WRITTEN EXERCISE :: Quote every entry word for word.

THE RECORDS ::
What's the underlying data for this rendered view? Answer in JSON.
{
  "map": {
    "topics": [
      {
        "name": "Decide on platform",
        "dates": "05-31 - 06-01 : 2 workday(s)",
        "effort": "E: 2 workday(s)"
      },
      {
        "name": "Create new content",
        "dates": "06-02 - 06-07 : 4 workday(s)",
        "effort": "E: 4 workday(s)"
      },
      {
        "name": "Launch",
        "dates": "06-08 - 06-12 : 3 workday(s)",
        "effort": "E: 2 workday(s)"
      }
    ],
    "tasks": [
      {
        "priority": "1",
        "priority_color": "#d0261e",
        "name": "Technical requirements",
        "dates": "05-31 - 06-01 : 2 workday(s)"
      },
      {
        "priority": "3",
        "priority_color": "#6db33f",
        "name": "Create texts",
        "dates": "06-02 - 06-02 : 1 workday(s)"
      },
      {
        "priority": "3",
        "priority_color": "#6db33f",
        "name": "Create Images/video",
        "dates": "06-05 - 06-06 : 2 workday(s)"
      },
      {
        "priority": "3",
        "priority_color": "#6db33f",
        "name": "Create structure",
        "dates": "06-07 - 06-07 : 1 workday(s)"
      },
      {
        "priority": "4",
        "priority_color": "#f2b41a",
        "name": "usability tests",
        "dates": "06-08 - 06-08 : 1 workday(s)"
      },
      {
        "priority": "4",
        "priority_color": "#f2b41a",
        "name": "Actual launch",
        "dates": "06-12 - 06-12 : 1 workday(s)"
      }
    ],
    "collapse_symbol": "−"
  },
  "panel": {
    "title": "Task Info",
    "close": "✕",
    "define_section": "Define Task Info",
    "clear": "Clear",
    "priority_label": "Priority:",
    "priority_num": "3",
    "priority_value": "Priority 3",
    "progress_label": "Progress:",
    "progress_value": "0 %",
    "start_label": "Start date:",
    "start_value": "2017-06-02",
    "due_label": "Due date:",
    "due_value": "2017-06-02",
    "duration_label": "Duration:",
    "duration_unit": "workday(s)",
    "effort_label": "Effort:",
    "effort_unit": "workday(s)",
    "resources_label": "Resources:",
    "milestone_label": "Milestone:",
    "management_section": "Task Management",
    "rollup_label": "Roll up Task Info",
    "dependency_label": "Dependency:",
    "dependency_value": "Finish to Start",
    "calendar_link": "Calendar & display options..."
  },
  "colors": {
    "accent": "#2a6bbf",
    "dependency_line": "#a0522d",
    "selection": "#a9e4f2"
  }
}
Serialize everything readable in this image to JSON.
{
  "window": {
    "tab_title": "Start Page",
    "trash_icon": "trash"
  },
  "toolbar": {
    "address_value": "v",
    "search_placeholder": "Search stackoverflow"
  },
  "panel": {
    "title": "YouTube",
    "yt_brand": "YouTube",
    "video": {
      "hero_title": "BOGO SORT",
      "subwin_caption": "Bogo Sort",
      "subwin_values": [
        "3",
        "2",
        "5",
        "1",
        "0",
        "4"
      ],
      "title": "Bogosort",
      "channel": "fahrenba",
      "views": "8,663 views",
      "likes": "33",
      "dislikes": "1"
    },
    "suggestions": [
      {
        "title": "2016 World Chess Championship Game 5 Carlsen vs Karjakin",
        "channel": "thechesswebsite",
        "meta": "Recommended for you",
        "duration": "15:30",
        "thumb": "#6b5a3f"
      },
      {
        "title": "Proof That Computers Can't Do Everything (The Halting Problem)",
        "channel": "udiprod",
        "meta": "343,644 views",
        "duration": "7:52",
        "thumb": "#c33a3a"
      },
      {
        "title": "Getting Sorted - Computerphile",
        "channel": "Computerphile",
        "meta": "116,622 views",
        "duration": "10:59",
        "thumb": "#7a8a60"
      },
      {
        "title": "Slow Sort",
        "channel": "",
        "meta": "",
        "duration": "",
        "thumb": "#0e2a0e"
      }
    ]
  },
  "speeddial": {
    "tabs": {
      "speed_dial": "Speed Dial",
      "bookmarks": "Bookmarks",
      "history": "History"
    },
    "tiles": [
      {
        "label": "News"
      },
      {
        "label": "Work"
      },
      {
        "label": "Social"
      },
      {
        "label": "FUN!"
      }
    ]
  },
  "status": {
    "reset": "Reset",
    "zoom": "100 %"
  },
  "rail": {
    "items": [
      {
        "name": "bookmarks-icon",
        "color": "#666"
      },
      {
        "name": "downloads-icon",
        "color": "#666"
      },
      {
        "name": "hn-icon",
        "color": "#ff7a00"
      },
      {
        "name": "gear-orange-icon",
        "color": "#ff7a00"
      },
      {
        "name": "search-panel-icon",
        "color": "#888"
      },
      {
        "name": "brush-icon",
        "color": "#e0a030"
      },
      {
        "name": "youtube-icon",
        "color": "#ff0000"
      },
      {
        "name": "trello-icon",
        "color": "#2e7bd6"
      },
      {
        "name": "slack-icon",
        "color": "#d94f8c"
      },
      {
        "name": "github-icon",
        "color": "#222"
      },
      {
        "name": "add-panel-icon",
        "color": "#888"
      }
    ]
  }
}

EXERCISE RESPONSE ::
What's the underlying data for this rendered view? Answer in JSON.
{
  "map": {
    "topics": [
      {
        "name": "Decide on platform",
        "dates": "05-31 - 06-01 : 2 workday(s)",
        "effort": "E: 2 workday(s)"
      },
      {
        "name": "Create new content",
        "dates": "06-02 - 06-07 : 4 workday(s)",
        "effort": "E: 4 workday(s)"
      },
      {
        "name": "Launch",
        "dates": "06-08 - 06-12 : 3 workday(s)",
        "effort": "E: 2 workday(s)"
      }
    ],
    "tasks": [
      {
        "priority": "1",
        "priority_color": "#d0261e",
        "name": "Technical requirements",
        "dates": "05-31 - 06-01 : 2 workday(s)"
      },
      {
        "priority": "3",
        "priority_color": "#6db33f",
        "name": "Create texts",
        "dates": "06-02 - 06-02 : 1 workday(s)"
      },
      {
        "priority": "3",
        "priority_color": "#6db33f",
        "name": "Create Images/video",
        "dates": "06-05 - 06-06 : 2 workday(s)"
      },
      {
        "priority": "3",
        "priority_color": "#6db33f",
        "name": "Create structure",
        "dates": "06-07 - 06-07 : 1 workday(s)"
      },
      {
        "priority": "4",
        "priority_color": "#f2b41a",
        "name": "usability tests",
        "dates": "06-08 - 06-08 : 1 workday(s)"
      },
      {
        "priority": "4",
        "priority_color": "#f2b41a",
        "name": "Actual launch",
        "dates": "06-12 - 06-12 : 1 workday(s)"
      }
    ],
    "collapse_symbol": "−"
  },
  "panel": {
    "title": "Task Info",
    "close": "✕",
    "define_section": "Define Task Info",
    "clear": "Clear",
    "priority_label": "Priority:",
    "priority_num": "3",
    "priority_value": "Priority 3",
    "progress_label": "Progress:",
    "progress_value": "0 %",
    "start_label": "Start date:",
    "start_value": "2017-06-02",
    "due_label": "Due date:",
    "due_value": "2017-06-02",
    "duration_label": "Duration:",
    "duration_unit": "workday(s)",
    "effort_label": "Effort:",
    "effort_unit": "workday(s)",
    "resources_label": "Resources:",
    "milestone_label": "Milestone:",
    "management_section": "Task Management",
    "rollup_label": "Roll up Task Info",
    "dependency_label": "Dependency:",
    "dependency_value": "Finish to Start",
    "calendar_link": "Calendar & display options..."
  },
  "colors": {
    "accent": "#2a6bbf",
    "dependency_line": "#a0522d",
    "selection": "#a9e4f2"
  }
}
Serialize everything readable in this image to JSON.
{
  "window": {
    "tab_title": "Start Page",
    "trash_icon": "trash"
  },
  "toolbar": {
    "address_value": "v",
    "search_placeholder": "Search stackoverflow"
  },
  "panel": {
    "title": "YouTube",
    "yt_brand": "YouTube",
    "video": {
      "hero_title": "BOGO SORT",
      "subwin_caption": "Bogo Sort",
      "subwin_values": [
        "3",
        "2",
        "5",
        "1",
        "0",
        "4"
      ],
      "title": "Bogosort",
      "channel": "fahrenba",
      "views": "8,663 views",
      "likes": "33",
      "dislikes": "1"
    },
    "suggestions": [
      {
        "title": "2016 World Chess Championship Game 5 Carlsen vs Karjakin",
        "channel": "thechesswebsite",
        "meta": "Recommended for you",
        "duration": "15:30",
        "thumb": "#6b5a3f"
      },
      {
        "title": "Proof That Computers Can't Do Everything (The Halting Problem)",
        "channel": "udiprod",
        "meta": "343,644 views",
        "duration": "7:52",
        "thumb": "#c33a3a"
      },
      {
        "title": "Getting Sorted - Computerphile",
        "channel": "Computerphile",
        "meta": "116,622 views",
        "duration": "10:59",
        "thumb": "#7a8a60"
      },
      {
        "title": "Slow Sort",
        "channel": "",
        "meta": "",
        "duration": "",
        "thumb": "#0e2a0e"
      }
    ]
  },
  "speeddial": {
    "tabs": {
      "speed_dial": "Speed Dial",
      "bookmarks": "Bookmarks",
      "history": "History"
    },
    "tiles": [
      {
        "label": "News"
      },
      {
        "label": "Work"
      },
      {
        "label": "Social"
      },
      {
        "label": "FUN!"
      }
    ]
  },
  "status": {
    "reset": "Reset",
    "zoom": "100 %"
  },
  "rail": {
    "items": [
      {
        "name": "bookmarks-icon",
        "color": "#666"
      },
      {
        "name": "downloads-icon",
        "color": "#666"
      },
      {
        "name": "hn-icon",
        "color": "#ff7a00"
      },
      {
        "name": "gear-orange-icon",
        "color": "#ff7a00"
      },
      {
        "name": "search-panel-icon",
        "color": "#888"
      },
      {
        "name": "brush-icon",
        "color": "#e0a030"
      },
      {
        "name": "youtube-icon",
        "color": "#ff0000"
      },
      {
        "name": "trello-icon",
        "color": "#2e7bd6"
      },
      {
        "name": "slack-icon",
        "color": "#d94f8c"
      },
      {
        "name": "github-icon",
        "color": "#222"
      },
      {
        "name": "add-panel-icon",
        "color": "#888"
      }
    ]
  }
}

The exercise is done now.